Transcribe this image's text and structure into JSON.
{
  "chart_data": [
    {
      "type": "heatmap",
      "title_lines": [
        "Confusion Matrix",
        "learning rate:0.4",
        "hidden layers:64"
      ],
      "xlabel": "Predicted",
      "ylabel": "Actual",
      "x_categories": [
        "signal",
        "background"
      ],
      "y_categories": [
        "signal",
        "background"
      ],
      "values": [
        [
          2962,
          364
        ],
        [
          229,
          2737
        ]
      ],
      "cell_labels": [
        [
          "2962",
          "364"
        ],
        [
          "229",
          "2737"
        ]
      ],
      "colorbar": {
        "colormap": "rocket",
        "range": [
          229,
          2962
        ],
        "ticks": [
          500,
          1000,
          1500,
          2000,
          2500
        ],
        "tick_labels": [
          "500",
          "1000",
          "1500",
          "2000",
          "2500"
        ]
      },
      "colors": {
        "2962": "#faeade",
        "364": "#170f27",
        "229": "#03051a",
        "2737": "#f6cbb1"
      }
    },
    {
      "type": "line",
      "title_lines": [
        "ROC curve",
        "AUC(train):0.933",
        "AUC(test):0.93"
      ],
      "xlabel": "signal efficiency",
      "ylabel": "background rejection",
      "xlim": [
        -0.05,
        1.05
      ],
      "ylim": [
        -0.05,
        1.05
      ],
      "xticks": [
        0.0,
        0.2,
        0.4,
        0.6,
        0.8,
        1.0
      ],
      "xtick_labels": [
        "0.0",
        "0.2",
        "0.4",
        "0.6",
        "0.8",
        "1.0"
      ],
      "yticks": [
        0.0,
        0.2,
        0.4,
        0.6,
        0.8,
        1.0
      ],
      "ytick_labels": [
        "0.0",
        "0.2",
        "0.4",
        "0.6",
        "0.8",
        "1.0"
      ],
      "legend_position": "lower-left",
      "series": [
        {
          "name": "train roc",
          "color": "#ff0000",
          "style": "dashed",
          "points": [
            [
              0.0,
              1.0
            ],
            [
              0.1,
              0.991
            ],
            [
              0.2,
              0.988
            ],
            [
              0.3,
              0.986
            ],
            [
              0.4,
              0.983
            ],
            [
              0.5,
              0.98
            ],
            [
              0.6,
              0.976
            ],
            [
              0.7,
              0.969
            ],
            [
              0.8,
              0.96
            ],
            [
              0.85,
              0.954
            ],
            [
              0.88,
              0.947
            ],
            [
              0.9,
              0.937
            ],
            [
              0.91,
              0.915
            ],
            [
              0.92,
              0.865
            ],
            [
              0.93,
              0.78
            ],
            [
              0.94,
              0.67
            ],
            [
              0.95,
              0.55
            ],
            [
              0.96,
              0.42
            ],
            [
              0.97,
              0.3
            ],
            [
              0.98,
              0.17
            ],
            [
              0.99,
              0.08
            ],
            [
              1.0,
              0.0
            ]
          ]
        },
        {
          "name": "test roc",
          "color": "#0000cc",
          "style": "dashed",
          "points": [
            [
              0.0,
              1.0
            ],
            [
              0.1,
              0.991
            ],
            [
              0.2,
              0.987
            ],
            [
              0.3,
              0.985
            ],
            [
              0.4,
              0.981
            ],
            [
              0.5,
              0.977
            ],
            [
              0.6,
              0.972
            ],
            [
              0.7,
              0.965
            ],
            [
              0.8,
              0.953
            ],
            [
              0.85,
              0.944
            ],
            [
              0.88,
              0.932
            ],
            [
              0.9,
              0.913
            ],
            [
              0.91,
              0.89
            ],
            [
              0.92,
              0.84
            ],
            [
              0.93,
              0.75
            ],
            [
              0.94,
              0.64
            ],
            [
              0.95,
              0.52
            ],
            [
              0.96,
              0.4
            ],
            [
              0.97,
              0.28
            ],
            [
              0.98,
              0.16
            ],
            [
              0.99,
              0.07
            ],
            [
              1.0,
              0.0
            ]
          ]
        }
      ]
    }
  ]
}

************

WORK TO COMPLETE — Copy each line of the listing that holds the word "xlabel".

RESPONSE FOR THIS EXERCISE —
      "xlabel": "Predicted",
      "xlabel": "signal efficiency",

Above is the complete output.